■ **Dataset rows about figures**
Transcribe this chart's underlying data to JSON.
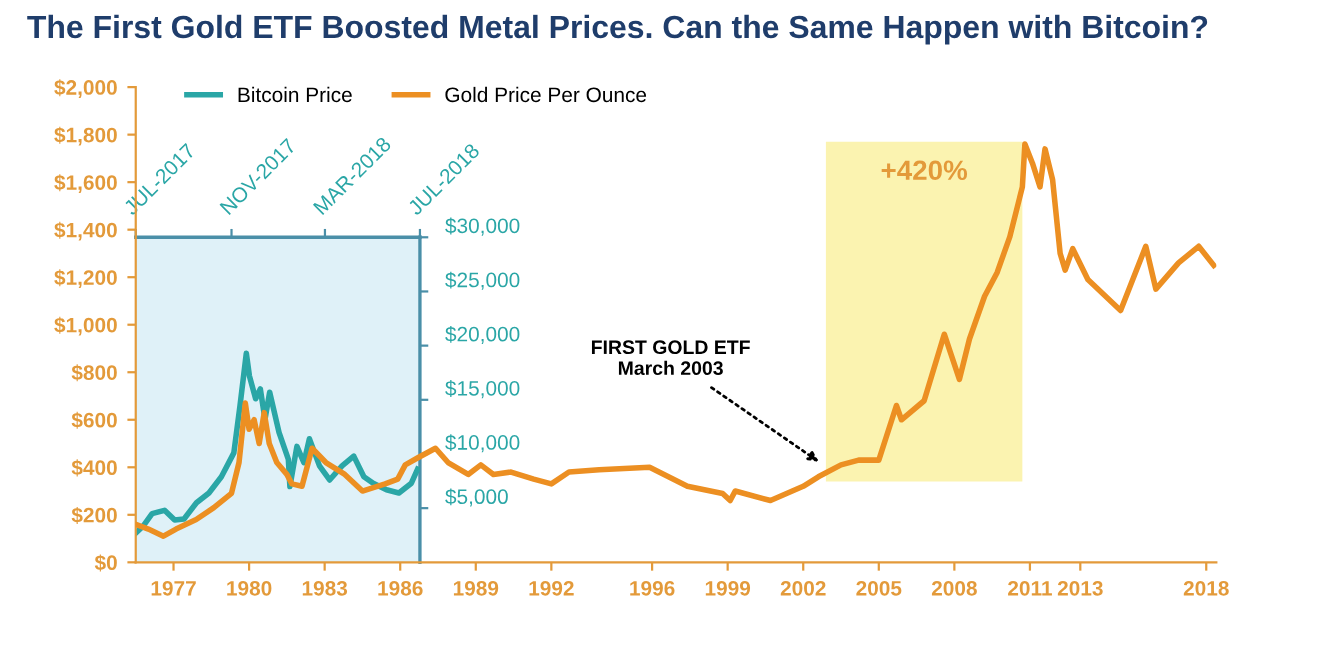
{
  "chart_data": [
    {
      "type": "line",
      "title": "The First Gold ETF Boosted Metal Prices. Can the Same Happen with Bitcoin?",
      "xlim": [
        1975.5,
        2018.4
      ],
      "xticks": [
        1977,
        1980,
        1983,
        1986,
        1989,
        1992,
        1996,
        1999,
        2002,
        2005,
        2008,
        2011,
        2013,
        2018
      ],
      "ylim": [
        0,
        2000
      ],
      "yticks": [
        {
          "value": 0,
          "label": "$0"
        },
        {
          "value": 200,
          "label": "$200"
        },
        {
          "value": 400,
          "label": "$400"
        },
        {
          "value": 600,
          "label": "$600"
        },
        {
          "value": 800,
          "label": "$800"
        },
        {
          "value": 1000,
          "label": "$1,000"
        },
        {
          "value": 1200,
          "label": "$1,200"
        },
        {
          "value": 1400,
          "label": "$1,400"
        },
        {
          "value": 1600,
          "label": "$1,600"
        },
        {
          "value": 1800,
          "label": "$1,800"
        },
        {
          "value": 2000,
          "label": "$2,000"
        }
      ],
      "series": [
        {
          "name": "Gold Price Per Ounce",
          "color": "#ec8f22",
          "x": [
            1975.5,
            1976.0,
            1976.6,
            1977.1,
            1977.9,
            1978.6,
            1979.3,
            1979.6,
            1979.85,
            1980.0,
            1980.2,
            1980.4,
            1980.6,
            1980.8,
            1981.1,
            1981.5,
            1981.7,
            1982.1,
            1982.5,
            1983.05,
            1983.8,
            1984.5,
            1985.4,
            1985.9,
            1986.2,
            1986.7,
            1987.4,
            1987.9,
            1988.7,
            1989.2,
            1989.7,
            1990.4,
            1991.3,
            1992.0,
            1992.7,
            1993.9,
            1995.9,
            1997.4,
            1998.8,
            1999.1,
            1999.3,
            2000.7,
            2002.0,
            2002.6,
            2003.5,
            2004.2,
            2005.0,
            2005.7,
            2005.9,
            2006.8,
            2007.6,
            2008.2,
            2008.6,
            2009.2,
            2009.7,
            2010.2,
            2010.7,
            2010.8,
            2011.1,
            2011.4,
            2011.6,
            2011.9,
            2012.2,
            2012.4,
            2012.7,
            2013.3,
            2014.6,
            2015.6,
            2016.0,
            2016.9,
            2017.7,
            2018.3
          ],
          "values": [
            160,
            140,
            110,
            140,
            180,
            230,
            290,
            420,
            670,
            560,
            600,
            500,
            630,
            500,
            420,
            370,
            330,
            320,
            480,
            420,
            370,
            300,
            330,
            350,
            410,
            440,
            480,
            420,
            370,
            410,
            370,
            380,
            350,
            330,
            380,
            390,
            400,
            320,
            290,
            260,
            300,
            260,
            320,
            360,
            410,
            430,
            430,
            660,
            600,
            680,
            960,
            770,
            940,
            1120,
            1220,
            1370,
            1580,
            1760,
            1680,
            1580,
            1740,
            1610,
            1300,
            1230,
            1320,
            1190,
            1060,
            1330,
            1150,
            1260,
            1330,
            1250
          ]
        }
      ],
      "bands": [
        {
          "axis": "x",
          "from": 2002.9,
          "to": 2010.7,
          "label": "+420%",
          "color": "#fbf3b0"
        }
      ],
      "annotations": [
        {
          "text": "FIRST GOLD ETF\nMarch 2003",
          "x": 2002.8,
          "y": 410
        }
      ],
      "legend": "top left"
    },
    {
      "type": "line",
      "xlim": [
        "2017-07-01",
        "2018-07-01"
      ],
      "xticks": [
        {
          "value": "2017-07-01",
          "label": "JUL-2017"
        },
        {
          "value": "2017-11-01",
          "label": "NOV-2017"
        },
        {
          "value": "2018-03-01",
          "label": "MAR-2018"
        },
        {
          "value": "2018-07-01",
          "label": "JUL-2018"
        }
      ],
      "ylim": [
        0,
        30000
      ],
      "yticks": [
        {
          "value": 5000,
          "label": "$5,000"
        },
        {
          "value": 10000,
          "label": "$10,000"
        },
        {
          "value": 15000,
          "label": "$15,000"
        },
        {
          "value": 20000,
          "label": "$20,000"
        },
        {
          "value": 25000,
          "label": "$25,000"
        },
        {
          "value": 30000,
          "label": "$30,000"
        }
      ],
      "series": [
        {
          "name": "Bitcoin Price",
          "color": "#2aa6a6",
          "x": [
            "2017-07-01",
            "2017-07-10",
            "2017-07-22",
            "2017-08-07",
            "2017-08-20",
            "2017-09-01",
            "2017-09-17",
            "2017-10-03",
            "2017-10-19",
            "2017-11-04",
            "2017-11-12",
            "2017-11-20",
            "2017-11-24",
            "2017-12-02",
            "2017-12-08",
            "2017-12-14",
            "2017-12-20",
            "2018-01-01",
            "2018-01-13",
            "2018-01-15",
            "2018-01-24",
            "2018-02-02",
            "2018-02-09",
            "2018-02-22",
            "2018-03-07",
            "2018-03-23",
            "2018-04-07",
            "2018-04-20",
            "2018-05-02",
            "2018-05-19",
            "2018-06-04",
            "2018-06-20",
            "2018-06-28"
          ],
          "values": [
            2700,
            3300,
            4500,
            4800,
            3900,
            4000,
            5500,
            6400,
            7900,
            10100,
            14500,
            19300,
            17200,
            15100,
            16000,
            13200,
            15700,
            12000,
            9500,
            7000,
            10700,
            9200,
            11400,
            8900,
            7600,
            8900,
            9800,
            7900,
            7300,
            6700,
            6400,
            7300,
            8600
          ]
        }
      ]
    }
  ]
}
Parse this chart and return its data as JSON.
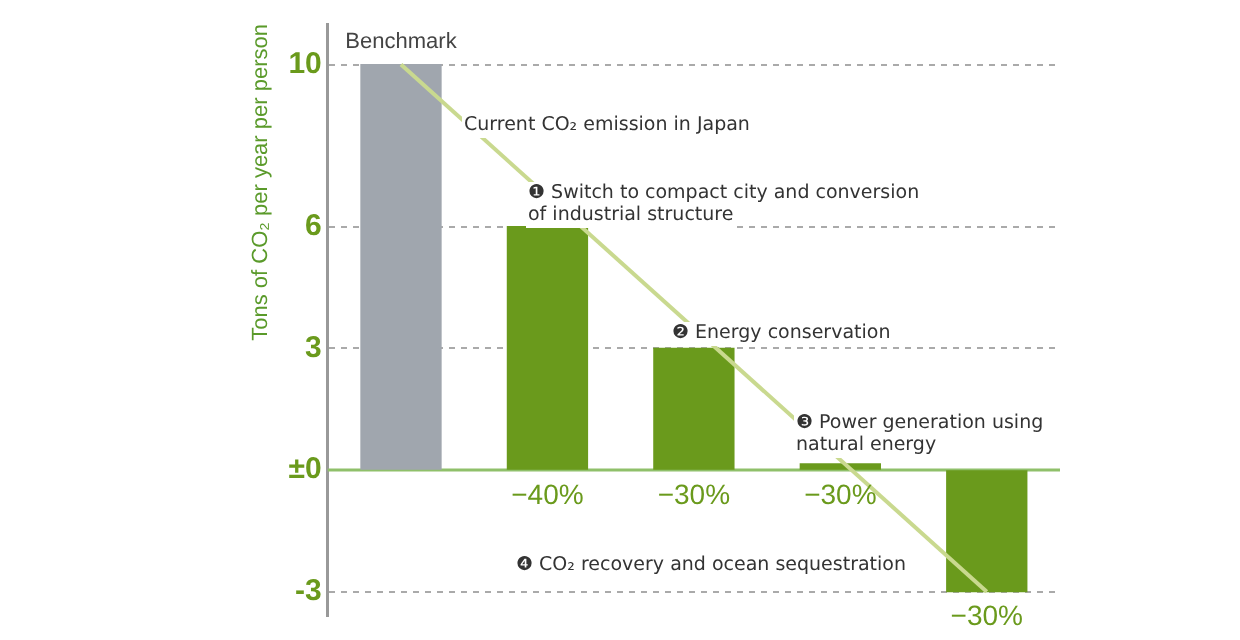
{
  "chart_data": {
    "type": "bar",
    "ylabel": "Tons of CO₂ per year per person",
    "categories": [
      "Benchmark",
      null,
      null,
      null,
      null
    ],
    "series": [
      {
        "colors": [
          "#a0a6ae",
          "#6a9a1c",
          "#6a9a1c",
          "#6a9a1c",
          "#6a9a1c"
        ],
        "values": [
          10,
          6,
          3,
          0.15,
          -3
        ]
      },
      {
        "type": "line",
        "color": "#c9d98f",
        "values": [
          10,
          null,
          null,
          null,
          -3
        ]
      }
    ],
    "ref_lines": [
      {
        "axis": "y",
        "value": 0,
        "color": "#8fc06a"
      }
    ],
    "ylim": [
      -3.6,
      11
    ],
    "yticks": [
      10,
      6,
      3,
      {
        "value": 0,
        "label": "±0"
      },
      -3
    ],
    "grid": "y",
    "legend": false,
    "annotations": [
      "Current CO₂ emission in Japan",
      "❶ Switch to compact city and conversion of industrial structure",
      "❷ Energy conservation",
      "❸ Power generation using natural energy",
      "❹ CO₂ recovery and ocean sequestration",
      "−40%",
      "−30%",
      "−30%",
      "−30%"
    ]
  }
}
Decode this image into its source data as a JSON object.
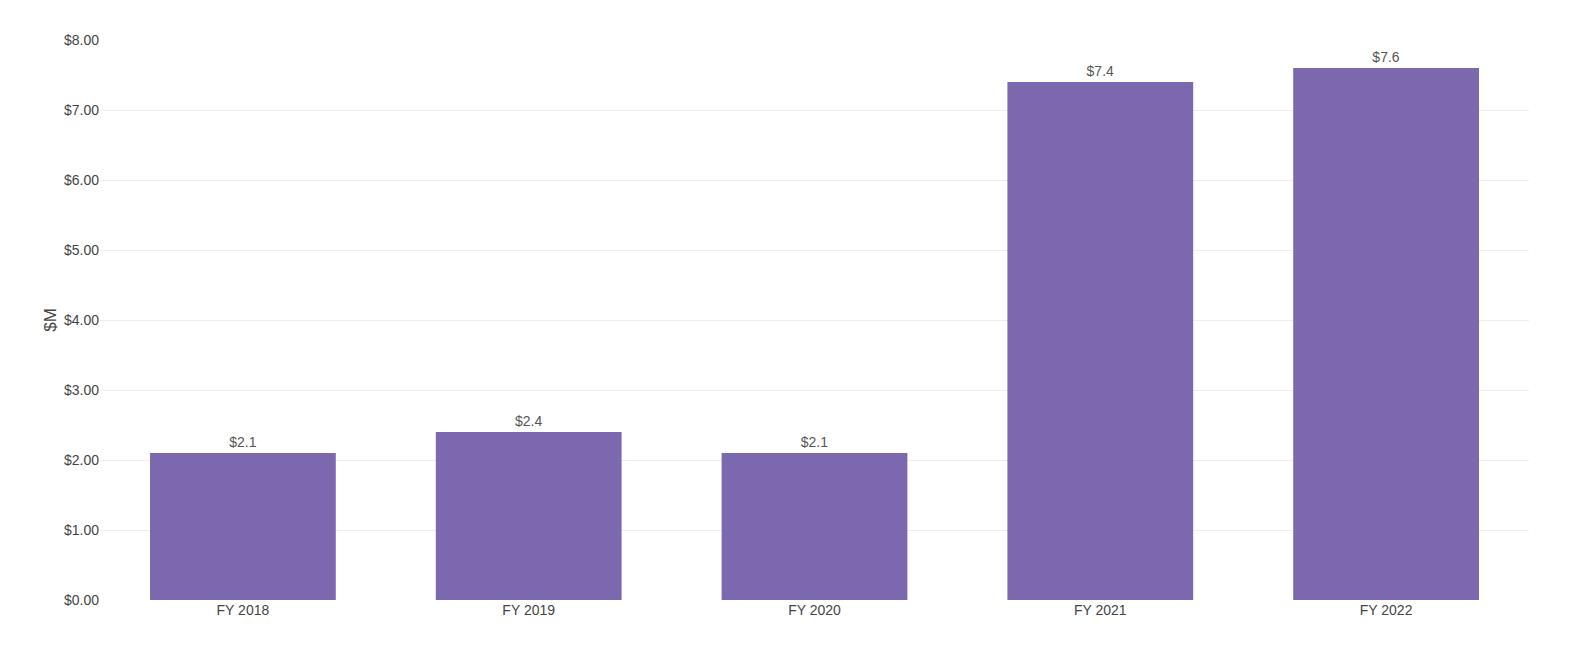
{
  "chart_data": {
    "type": "bar",
    "ylabel": "$M",
    "categories": [
      "FY 2018",
      "FY 2019",
      "FY 2020",
      "FY 2021",
      "FY 2022"
    ],
    "values": [
      2.1,
      2.4,
      2.1,
      7.4,
      7.6
    ],
    "value_labels": [
      "$2.1",
      "$2.4",
      "$2.1",
      "$7.4",
      "$7.6"
    ],
    "data_labels": true,
    "color": "#7B68AE",
    "ylim": [
      0,
      8.0
    ],
    "yticks": [
      {
        "value": 0.0,
        "label": "$0.00"
      },
      {
        "value": 1.0,
        "label": "$1.00"
      },
      {
        "value": 2.0,
        "label": "$2.00"
      },
      {
        "value": 3.0,
        "label": "$3.00"
      },
      {
        "value": 4.0,
        "label": "$4.00"
      },
      {
        "value": 5.0,
        "label": "$5.00"
      },
      {
        "value": 6.0,
        "label": "$6.00"
      },
      {
        "value": 7.0,
        "label": "$7.00"
      },
      {
        "value": 8.0,
        "label": "$8.00"
      }
    ],
    "grid": true
  }
}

■ **Request**
Gather each line that holds "this".

■ **Completed task**
Transcribe this chart's underlying data to JSON.
Parse this chart and return its data as JSON.
Decode this image into its source data as a JSON object.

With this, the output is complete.